◆ EXERCISE AIM
Find each line holding the word "категорий" and give the total alone.
*****
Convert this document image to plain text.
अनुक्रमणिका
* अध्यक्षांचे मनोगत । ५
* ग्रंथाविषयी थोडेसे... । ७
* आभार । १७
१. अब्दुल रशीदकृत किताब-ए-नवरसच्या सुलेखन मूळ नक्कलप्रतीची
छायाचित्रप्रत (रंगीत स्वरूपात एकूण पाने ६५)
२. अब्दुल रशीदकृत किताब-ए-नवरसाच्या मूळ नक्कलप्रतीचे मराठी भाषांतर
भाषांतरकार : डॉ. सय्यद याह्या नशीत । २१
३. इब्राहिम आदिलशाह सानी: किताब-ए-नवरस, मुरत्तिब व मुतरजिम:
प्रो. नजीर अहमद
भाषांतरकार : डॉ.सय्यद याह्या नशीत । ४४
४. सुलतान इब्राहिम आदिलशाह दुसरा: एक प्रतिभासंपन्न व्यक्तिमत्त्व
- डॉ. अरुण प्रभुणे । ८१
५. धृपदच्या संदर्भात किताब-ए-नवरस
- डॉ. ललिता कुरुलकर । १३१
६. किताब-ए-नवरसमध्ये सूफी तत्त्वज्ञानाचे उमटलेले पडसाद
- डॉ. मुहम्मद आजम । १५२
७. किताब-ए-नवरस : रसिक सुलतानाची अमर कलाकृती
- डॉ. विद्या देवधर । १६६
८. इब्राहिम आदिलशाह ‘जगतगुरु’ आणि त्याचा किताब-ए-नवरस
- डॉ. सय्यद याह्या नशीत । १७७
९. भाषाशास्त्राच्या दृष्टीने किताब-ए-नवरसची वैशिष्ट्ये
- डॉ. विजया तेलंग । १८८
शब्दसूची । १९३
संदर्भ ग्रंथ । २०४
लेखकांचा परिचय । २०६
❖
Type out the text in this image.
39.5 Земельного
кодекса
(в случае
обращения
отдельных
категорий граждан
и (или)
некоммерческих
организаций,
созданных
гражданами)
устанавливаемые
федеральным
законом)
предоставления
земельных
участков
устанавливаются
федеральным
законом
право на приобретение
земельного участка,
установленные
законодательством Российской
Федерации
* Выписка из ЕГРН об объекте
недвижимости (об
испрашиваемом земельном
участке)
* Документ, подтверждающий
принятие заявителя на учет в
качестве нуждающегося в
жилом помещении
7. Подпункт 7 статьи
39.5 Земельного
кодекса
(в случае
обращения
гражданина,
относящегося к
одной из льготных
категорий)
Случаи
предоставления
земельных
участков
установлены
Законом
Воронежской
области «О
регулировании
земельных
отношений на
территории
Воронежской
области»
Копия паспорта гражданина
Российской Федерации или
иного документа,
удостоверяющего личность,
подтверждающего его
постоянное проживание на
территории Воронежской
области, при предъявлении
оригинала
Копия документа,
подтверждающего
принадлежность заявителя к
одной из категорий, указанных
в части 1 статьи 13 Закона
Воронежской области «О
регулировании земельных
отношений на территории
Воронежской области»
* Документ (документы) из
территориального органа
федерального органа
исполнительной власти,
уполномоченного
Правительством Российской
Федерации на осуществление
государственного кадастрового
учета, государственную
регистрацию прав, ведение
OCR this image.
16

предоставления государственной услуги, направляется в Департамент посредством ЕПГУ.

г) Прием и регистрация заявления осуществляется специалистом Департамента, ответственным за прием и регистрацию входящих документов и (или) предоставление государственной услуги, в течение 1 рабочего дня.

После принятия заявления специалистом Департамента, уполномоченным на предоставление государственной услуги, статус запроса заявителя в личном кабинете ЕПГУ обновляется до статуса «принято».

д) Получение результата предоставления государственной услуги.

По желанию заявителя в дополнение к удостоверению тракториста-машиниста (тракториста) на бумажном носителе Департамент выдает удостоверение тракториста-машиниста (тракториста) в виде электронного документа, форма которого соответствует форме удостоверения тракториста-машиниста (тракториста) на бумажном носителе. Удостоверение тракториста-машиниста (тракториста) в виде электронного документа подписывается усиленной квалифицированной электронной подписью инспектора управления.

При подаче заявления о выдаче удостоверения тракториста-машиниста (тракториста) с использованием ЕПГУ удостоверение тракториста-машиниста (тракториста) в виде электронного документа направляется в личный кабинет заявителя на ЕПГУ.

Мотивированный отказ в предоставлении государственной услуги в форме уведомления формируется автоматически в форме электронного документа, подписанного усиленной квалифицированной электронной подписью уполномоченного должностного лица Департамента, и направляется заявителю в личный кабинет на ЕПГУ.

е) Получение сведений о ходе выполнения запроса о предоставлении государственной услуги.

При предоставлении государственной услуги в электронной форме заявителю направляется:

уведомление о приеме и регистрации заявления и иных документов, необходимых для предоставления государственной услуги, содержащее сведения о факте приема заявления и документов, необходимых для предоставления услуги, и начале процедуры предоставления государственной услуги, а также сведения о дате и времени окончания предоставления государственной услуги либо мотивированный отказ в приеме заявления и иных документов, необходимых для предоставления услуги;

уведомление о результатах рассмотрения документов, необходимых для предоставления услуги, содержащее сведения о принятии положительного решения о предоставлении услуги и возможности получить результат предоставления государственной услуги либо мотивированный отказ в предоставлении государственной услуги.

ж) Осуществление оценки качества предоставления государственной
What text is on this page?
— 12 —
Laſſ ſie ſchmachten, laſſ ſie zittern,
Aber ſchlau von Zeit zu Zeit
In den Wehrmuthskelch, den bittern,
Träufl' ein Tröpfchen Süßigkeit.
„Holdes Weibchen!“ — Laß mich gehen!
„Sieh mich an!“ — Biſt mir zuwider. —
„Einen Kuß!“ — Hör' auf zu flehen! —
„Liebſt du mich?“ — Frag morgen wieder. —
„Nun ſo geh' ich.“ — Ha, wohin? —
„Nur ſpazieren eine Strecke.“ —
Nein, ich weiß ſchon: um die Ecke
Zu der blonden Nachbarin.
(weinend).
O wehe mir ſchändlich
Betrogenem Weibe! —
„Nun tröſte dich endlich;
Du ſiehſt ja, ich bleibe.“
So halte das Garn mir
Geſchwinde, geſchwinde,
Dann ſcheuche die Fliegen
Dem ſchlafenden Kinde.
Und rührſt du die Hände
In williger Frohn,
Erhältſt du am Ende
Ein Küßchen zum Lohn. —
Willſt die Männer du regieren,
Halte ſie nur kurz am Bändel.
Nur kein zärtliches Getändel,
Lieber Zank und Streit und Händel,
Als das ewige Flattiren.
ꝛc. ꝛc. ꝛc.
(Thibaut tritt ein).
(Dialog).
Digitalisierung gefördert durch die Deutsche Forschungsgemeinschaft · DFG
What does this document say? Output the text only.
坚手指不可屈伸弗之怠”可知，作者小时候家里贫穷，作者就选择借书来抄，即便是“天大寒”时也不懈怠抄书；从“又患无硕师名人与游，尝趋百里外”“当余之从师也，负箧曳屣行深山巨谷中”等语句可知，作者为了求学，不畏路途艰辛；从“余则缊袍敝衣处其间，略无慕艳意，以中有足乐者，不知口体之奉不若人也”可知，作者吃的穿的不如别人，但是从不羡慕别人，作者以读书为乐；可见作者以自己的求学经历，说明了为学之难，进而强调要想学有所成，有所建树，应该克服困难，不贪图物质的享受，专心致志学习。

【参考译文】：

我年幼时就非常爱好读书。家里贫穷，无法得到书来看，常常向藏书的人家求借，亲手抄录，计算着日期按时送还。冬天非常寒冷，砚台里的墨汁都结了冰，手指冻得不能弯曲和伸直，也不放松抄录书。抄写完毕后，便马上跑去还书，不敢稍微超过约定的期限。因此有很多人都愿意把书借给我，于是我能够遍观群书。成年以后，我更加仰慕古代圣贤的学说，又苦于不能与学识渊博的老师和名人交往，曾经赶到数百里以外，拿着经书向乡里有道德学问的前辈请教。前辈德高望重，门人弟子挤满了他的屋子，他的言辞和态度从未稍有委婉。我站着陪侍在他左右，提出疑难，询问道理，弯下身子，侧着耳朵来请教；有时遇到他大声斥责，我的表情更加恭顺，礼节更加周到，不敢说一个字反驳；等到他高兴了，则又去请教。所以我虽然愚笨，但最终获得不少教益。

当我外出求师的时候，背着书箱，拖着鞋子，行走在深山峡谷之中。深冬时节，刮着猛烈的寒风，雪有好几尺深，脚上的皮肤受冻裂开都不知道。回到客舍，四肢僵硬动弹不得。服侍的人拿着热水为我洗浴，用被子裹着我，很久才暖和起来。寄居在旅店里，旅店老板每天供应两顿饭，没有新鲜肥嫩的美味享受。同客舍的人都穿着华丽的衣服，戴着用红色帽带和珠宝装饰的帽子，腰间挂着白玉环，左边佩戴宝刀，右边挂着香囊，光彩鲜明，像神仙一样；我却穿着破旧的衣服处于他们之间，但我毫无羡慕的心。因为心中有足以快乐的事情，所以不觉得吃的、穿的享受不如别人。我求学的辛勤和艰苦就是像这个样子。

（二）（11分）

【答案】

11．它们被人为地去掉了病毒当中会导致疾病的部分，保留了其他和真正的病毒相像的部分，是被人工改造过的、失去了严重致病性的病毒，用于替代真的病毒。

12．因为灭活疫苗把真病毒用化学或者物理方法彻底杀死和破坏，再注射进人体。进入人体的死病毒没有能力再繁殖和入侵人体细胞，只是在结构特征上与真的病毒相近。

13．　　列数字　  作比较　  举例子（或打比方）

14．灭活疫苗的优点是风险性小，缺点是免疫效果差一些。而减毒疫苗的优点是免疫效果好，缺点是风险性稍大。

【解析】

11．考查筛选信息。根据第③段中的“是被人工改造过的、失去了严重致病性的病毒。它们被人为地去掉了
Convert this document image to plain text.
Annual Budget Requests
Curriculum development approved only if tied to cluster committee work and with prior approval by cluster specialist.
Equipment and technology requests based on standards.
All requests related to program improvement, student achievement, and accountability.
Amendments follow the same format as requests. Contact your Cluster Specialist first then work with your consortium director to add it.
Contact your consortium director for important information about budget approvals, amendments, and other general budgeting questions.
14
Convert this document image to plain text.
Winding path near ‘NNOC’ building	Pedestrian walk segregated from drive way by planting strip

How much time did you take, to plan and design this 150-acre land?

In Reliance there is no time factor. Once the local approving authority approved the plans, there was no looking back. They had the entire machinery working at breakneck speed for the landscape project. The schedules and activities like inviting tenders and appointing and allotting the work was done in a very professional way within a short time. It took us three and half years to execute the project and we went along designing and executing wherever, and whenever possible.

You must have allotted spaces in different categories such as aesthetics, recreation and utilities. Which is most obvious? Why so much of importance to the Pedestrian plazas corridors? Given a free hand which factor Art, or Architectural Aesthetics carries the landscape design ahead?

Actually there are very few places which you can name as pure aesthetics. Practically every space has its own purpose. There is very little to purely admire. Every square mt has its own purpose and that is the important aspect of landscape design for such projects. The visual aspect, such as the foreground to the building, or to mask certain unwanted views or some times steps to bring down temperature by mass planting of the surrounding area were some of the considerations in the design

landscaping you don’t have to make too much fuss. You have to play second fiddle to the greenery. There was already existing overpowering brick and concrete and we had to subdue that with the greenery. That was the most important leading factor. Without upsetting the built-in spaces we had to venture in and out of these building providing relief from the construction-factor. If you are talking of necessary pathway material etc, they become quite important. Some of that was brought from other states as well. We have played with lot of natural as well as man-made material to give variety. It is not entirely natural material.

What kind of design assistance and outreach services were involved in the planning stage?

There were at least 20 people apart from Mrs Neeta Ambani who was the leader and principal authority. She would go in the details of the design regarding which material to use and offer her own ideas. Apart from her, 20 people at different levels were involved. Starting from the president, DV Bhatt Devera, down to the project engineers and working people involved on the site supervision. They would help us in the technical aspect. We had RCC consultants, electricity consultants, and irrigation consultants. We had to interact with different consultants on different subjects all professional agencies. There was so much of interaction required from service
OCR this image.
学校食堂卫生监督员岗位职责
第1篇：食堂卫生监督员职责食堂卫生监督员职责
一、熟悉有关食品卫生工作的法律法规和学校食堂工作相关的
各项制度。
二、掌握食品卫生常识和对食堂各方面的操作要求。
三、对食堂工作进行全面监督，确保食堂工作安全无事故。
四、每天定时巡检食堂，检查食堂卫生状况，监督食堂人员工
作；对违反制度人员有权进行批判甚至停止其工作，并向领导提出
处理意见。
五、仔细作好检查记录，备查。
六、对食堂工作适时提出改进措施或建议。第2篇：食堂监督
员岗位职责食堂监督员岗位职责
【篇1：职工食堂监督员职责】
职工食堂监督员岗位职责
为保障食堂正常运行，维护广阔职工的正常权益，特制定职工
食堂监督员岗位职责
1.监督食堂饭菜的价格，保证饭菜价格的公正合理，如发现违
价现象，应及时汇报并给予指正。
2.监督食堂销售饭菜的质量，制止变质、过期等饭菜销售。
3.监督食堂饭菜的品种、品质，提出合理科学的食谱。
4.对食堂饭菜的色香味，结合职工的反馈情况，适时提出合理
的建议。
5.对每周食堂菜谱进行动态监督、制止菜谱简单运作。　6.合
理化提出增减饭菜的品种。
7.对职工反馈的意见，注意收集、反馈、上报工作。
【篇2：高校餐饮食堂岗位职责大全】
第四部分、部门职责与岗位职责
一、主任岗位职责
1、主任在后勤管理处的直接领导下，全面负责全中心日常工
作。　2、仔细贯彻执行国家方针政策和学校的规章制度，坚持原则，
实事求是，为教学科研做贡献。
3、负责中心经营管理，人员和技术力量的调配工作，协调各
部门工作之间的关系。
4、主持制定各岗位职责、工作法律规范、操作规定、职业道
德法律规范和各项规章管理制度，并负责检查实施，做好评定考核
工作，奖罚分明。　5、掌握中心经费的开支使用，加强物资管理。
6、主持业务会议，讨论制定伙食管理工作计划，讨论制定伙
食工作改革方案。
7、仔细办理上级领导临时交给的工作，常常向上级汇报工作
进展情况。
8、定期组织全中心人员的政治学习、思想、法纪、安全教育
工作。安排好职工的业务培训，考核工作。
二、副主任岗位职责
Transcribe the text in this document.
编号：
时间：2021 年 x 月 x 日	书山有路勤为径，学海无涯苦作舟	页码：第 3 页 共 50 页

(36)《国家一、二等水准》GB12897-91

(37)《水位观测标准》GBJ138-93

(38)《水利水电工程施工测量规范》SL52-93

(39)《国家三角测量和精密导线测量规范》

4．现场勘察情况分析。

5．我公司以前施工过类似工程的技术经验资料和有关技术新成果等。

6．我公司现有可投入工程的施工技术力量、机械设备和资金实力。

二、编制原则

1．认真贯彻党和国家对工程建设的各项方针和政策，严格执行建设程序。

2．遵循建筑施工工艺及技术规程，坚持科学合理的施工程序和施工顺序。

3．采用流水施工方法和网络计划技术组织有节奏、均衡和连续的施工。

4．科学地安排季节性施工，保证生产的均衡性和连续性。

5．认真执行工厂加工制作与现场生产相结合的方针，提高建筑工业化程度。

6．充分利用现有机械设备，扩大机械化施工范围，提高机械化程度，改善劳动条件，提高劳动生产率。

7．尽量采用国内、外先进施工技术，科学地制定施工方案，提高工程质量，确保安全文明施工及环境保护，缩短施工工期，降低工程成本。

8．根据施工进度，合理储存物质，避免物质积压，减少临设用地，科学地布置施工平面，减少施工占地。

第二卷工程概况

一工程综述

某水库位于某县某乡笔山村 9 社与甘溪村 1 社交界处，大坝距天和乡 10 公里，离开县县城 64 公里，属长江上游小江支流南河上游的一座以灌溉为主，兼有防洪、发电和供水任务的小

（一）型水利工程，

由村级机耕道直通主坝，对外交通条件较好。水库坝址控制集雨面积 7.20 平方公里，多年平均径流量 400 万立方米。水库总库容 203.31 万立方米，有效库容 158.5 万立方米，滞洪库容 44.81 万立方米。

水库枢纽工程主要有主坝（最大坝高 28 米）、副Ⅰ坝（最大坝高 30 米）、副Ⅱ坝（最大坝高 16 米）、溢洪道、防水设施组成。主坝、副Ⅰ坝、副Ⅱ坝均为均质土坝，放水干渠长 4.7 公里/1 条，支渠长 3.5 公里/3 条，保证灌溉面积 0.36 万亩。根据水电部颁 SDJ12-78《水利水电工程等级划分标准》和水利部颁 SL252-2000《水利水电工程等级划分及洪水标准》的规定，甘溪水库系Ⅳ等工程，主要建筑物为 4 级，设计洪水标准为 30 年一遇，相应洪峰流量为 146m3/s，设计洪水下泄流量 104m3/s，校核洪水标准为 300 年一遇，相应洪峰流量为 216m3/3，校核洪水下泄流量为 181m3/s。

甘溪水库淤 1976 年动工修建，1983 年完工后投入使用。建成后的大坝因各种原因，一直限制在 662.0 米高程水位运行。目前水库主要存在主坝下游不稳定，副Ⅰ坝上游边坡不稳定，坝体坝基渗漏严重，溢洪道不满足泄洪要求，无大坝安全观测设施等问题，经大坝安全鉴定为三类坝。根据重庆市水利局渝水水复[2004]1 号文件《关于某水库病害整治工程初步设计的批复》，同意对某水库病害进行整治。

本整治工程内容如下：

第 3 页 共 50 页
*****
◆ FULL ANSWER
3